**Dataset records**
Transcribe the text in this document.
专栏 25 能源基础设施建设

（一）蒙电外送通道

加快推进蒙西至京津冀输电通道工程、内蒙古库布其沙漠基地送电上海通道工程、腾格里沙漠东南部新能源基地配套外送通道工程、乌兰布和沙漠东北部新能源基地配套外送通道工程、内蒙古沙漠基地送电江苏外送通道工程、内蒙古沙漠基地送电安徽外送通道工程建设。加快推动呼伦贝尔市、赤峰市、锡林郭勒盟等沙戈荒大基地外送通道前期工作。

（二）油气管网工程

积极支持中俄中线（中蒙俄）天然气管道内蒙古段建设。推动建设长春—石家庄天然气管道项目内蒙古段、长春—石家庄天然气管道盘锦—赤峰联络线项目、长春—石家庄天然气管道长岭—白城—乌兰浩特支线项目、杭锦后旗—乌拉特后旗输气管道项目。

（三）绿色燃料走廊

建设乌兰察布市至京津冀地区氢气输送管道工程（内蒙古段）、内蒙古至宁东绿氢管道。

**THE REQUEST**
Reproduce the full listing above, character for character.

**WORKED SOLUTION**
Transcribe the text in this document.
专栏 25 能源基础设施建设

（一）蒙电外送通道

加快推进蒙西至京津冀输电通道工程、内蒙古库布其沙漠基地送电上海通道工程、腾格里沙漠东南部新能源基地配套外送通道工程、乌兰布和沙漠东北部新能源基地配套外送通道工程、内蒙古沙漠基地送电江苏外送通道工程、内蒙古沙漠基地送电安徽外送通道工程建设。加快推动呼伦贝尔市、赤峰市、锡林郭勒盟等沙戈荒大基地外送通道前期工作。

（二）油气管网工程

积极支持中俄中线（中蒙俄）天然气管道内蒙古段建设。推动建设长春—石家庄天然气管道项目内蒙古段、长春—石家庄天然气管道盘锦—赤峰联络线项目、长春—石家庄天然气管道长岭—白城—乌兰浩特支线项目、杭锦后旗—乌拉特后旗输气管道项目。

（三）绿色燃料走廊

建设乌兰察布市至京津冀地区氢气输送管道工程（内蒙古段）、内蒙古至宁东绿氢管道。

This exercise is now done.